Pruning and Knowledge Distillation

Updated: November 29, 2021

Pruning

Pruning은 중요도가 낮은 파라미터를 제거하는 것
어떤 단위로 Pruning? → Structured(group) / Unstructured(fine grained)
어떤 기준으로 Pruning? → 중요도 정하기(Magnitude(L2, L1), BN scaling facgtor, Energy-based, Feature map, …)
기준은 어떻게 적용? → Network 전체로 줄 세워서(global), Layer 마다 동일 비율로 기준(local)
- global : 전체 n%, 어떤 layer는 많이, 어떤 layer는 적게
- local : 모든 layer를 균일하게 n%
어떤 phase에? → 학습된 모델에(trained model) / initialize 시점에(pruning at initialization)

Structured Pruning

파라미터를 그룹 단위로 pruning(그룹 단위는 channel/filter/layer level 등이 가능)
Masked (0으로 pruning된) filter 제거 시 실질적 연산 횟수 감소로 직접적인 속도 향상
BN
- Learning Efficient Convolutional Networks through Network Slimming(ICCV 2017)
- Scaling factor $\gamma$
  - BN의 scaling factor $\gamma$는 Conv의 Out Channel에 곱해지는 형태
  - $\gamma$가 크면, 해당 Filter의 weight크기는 일반적으로 클 것
  - $\gamma$의 크기를 기준으로 작은 p%의 채널을 pruning
  - $\gamma$에 L1-norm을 Regularizer로 사용, Insignificant Channels은 자연스럽게 Prune되도록 유도
Rank
- Rank를 기준으로 한 논문 : HRank: Filter Pruning using High-Rank Feature Map (CVPR 2020)
- Weight가 아닌 실제 Feature map output을 보자!
- Feature map output의 각 Filter에 SVD를 적용, Rank를 계산
- 이미지에 따라 Feature map output은 당연히 달라지므로, 그때마다 SVD rank 개수는 달라지는 것 아닌가?

_ _ _ _ _ _ _

• 짧은 과제
본문에서 HRank 논문 제목 옆에는 어떤 학회와 연도가 적혀 있습니까? 이어지는 자료는 보지 않아도 됩니다.

• 원본 자료
_ _ _ _ _ _ _

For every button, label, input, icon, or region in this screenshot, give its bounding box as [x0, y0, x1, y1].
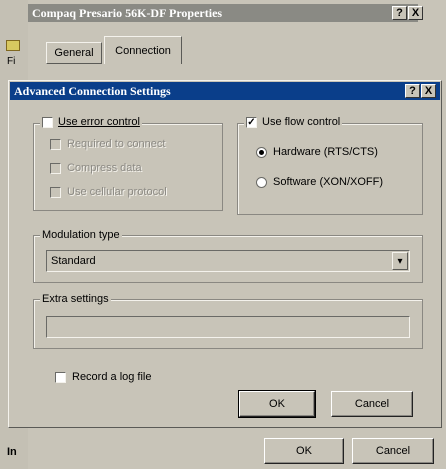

_ _ _ _ _ _ _

• 과제 풀이
CVPR 2020입니다.